## TASK BRIEF
Your job is to copy every line in the material containing the word "Vignetten".

## DATA UNDER STUDY

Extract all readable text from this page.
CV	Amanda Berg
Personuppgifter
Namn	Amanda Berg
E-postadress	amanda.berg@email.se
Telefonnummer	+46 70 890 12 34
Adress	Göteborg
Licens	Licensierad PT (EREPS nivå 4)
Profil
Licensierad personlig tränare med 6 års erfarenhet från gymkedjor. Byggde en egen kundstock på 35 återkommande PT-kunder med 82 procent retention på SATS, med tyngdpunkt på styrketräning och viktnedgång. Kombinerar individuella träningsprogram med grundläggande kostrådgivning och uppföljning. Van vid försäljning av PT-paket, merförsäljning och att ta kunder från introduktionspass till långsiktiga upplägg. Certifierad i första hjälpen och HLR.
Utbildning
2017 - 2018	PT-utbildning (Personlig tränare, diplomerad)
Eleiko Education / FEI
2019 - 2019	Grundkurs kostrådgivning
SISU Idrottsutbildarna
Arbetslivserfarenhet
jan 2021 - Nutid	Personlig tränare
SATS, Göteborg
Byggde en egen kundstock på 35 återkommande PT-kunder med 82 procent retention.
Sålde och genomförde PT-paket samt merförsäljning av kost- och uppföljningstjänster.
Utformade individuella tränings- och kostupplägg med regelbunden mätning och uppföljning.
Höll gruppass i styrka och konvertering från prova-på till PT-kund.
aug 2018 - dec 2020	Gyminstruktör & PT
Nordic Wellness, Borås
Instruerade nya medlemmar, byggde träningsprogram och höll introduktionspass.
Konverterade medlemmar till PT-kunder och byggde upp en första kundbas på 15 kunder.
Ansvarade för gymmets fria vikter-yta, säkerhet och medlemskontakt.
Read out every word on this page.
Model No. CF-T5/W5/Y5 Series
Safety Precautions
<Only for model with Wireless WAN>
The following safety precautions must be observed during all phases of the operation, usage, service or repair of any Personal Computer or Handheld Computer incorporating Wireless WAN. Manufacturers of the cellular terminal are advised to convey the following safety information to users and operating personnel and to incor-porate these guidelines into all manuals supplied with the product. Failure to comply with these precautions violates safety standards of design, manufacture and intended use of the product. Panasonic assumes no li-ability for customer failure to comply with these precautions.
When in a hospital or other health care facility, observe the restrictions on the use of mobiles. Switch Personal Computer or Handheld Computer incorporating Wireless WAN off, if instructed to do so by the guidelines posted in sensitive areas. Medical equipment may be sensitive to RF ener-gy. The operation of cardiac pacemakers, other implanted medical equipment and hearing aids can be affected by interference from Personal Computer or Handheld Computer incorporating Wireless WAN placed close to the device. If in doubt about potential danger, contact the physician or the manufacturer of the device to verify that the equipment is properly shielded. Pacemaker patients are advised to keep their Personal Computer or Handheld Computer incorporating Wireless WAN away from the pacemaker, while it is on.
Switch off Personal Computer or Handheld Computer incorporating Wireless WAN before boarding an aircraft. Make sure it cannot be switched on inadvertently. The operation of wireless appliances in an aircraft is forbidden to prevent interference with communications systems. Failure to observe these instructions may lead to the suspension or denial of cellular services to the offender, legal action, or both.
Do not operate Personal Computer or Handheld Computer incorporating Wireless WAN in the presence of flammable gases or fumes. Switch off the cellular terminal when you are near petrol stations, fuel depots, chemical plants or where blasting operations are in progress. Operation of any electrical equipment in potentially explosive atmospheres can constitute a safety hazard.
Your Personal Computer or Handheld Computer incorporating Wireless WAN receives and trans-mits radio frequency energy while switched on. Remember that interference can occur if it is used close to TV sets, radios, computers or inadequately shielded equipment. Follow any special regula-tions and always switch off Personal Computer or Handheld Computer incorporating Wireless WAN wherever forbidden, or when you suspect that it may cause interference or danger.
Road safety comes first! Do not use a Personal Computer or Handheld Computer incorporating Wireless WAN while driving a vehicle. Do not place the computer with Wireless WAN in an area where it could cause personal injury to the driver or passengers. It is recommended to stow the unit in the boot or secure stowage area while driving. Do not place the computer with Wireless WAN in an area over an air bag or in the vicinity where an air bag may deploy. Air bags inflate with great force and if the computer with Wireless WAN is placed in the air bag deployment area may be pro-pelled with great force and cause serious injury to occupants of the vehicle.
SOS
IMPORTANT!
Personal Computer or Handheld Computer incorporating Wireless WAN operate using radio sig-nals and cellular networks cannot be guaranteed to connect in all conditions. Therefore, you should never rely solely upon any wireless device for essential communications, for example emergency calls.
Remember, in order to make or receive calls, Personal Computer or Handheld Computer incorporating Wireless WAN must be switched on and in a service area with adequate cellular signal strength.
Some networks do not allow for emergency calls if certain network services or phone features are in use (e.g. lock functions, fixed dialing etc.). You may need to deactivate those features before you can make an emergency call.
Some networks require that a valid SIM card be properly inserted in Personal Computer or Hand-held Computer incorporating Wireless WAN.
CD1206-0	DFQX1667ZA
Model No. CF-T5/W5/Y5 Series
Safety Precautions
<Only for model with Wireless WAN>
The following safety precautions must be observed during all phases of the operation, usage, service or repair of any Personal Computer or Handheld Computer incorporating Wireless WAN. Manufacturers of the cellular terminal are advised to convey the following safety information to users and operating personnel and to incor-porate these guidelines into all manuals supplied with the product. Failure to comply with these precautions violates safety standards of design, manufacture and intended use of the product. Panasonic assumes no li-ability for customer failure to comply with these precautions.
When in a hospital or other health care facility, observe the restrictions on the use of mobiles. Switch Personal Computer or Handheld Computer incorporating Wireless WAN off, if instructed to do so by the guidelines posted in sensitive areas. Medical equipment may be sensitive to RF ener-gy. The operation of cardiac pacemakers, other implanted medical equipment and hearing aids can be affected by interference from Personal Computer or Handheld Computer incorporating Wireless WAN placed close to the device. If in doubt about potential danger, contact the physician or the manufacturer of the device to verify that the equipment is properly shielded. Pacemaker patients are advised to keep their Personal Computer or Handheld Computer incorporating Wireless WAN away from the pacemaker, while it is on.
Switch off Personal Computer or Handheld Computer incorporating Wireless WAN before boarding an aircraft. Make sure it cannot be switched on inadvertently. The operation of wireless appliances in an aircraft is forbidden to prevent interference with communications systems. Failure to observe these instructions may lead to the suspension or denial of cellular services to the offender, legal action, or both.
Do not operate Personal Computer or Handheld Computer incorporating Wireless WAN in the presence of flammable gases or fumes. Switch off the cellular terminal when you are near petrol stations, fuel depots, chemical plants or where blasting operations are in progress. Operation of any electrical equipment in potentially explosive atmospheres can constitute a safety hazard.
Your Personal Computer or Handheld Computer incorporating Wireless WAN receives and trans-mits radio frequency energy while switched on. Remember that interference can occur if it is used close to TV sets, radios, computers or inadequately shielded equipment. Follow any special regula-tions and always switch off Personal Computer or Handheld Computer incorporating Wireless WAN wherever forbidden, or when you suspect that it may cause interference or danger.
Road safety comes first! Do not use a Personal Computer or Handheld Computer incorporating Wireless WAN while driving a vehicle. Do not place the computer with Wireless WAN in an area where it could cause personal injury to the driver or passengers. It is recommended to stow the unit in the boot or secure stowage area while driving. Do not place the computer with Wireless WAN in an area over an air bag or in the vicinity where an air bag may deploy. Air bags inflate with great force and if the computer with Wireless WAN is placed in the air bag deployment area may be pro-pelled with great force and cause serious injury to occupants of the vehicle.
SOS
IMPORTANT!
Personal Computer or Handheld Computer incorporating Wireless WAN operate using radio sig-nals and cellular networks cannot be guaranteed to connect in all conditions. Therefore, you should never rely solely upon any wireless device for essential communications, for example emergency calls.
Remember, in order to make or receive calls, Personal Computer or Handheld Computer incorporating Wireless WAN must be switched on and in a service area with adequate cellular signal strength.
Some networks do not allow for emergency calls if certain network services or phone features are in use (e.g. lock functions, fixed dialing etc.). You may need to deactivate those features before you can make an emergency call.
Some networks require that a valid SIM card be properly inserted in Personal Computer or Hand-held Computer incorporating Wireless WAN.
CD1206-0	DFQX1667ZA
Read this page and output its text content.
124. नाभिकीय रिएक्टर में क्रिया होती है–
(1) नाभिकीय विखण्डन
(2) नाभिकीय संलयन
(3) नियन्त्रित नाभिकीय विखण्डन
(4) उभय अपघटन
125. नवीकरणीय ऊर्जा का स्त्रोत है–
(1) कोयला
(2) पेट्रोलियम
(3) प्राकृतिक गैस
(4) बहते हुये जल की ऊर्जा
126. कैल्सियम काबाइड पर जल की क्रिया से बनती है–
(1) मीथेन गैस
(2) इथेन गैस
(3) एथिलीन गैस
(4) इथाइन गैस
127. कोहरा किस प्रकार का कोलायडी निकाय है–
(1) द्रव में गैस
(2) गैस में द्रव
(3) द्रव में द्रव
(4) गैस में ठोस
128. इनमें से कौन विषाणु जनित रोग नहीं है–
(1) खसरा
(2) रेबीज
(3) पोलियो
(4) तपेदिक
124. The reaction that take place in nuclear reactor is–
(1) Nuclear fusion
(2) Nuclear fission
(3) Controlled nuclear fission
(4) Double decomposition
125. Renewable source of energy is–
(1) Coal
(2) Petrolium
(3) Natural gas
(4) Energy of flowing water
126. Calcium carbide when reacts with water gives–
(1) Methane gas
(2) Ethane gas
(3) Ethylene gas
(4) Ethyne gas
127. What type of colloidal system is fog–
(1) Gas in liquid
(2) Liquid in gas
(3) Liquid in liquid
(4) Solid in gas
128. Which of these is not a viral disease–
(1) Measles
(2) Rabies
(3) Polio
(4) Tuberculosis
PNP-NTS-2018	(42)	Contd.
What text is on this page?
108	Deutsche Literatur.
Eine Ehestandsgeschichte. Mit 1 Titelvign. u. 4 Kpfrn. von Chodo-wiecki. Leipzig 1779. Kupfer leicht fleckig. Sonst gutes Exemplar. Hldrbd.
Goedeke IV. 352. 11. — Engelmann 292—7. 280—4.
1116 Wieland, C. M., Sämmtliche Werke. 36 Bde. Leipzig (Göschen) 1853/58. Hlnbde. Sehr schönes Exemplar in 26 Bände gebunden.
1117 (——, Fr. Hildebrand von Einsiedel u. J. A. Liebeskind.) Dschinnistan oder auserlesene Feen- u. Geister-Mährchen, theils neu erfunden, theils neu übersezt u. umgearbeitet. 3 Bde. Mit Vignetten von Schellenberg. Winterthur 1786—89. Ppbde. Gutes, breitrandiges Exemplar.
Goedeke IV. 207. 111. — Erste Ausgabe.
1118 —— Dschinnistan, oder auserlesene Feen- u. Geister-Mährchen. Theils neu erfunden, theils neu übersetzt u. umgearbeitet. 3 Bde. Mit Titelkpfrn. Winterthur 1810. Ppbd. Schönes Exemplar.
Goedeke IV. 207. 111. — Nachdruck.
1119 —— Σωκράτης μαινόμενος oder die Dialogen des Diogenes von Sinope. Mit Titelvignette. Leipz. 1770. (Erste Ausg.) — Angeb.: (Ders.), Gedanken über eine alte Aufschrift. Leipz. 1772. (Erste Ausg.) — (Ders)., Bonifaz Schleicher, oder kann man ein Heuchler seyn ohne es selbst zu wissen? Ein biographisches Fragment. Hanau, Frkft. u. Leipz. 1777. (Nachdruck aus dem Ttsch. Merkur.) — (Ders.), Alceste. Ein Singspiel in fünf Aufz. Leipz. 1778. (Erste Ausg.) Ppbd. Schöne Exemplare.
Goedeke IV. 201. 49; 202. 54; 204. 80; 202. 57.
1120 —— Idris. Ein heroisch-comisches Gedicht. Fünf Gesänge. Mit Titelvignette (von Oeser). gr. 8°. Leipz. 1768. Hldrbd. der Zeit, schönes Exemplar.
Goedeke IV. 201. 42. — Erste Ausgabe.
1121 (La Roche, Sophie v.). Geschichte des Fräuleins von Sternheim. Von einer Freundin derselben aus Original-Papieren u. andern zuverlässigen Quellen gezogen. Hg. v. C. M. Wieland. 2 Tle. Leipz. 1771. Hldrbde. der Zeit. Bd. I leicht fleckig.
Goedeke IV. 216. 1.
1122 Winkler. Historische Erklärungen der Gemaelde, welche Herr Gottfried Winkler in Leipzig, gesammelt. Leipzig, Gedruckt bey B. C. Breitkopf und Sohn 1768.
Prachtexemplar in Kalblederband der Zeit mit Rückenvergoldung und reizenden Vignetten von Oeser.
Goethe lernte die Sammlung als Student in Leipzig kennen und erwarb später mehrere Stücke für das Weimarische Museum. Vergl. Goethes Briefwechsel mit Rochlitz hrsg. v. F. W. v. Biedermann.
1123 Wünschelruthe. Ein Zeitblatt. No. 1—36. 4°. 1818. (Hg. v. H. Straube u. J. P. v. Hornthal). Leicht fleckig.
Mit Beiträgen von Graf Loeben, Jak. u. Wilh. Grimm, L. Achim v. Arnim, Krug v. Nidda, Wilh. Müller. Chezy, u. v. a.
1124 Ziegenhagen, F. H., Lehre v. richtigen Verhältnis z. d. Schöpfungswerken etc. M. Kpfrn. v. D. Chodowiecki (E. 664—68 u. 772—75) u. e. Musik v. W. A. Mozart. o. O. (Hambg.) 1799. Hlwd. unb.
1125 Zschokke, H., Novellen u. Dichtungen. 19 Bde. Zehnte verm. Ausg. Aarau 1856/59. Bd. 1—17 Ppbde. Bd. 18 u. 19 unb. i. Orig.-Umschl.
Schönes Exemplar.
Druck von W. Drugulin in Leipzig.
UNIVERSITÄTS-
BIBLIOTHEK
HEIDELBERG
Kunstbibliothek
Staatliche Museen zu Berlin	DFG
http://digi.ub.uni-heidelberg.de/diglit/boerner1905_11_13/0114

## EXERCISE OUTPUT
1117 (——, Fr. Hildebrand von Einsiedel u. J. A. Liebeskind.) Dschinnistan oder auserlesene Feen- u. Geister-Mährchen, theils neu erfunden, theils neu übersezt u. umgearbeitet. 3 Bde. Mit Vignetten von Schellenberg. Winterthur 1786—89. Ppbde. Gutes, breitrandiges Exemplar.
Prachtexemplar in Kalblederband der Zeit mit Rückenvergoldung und reizenden Vignetten von Oeser.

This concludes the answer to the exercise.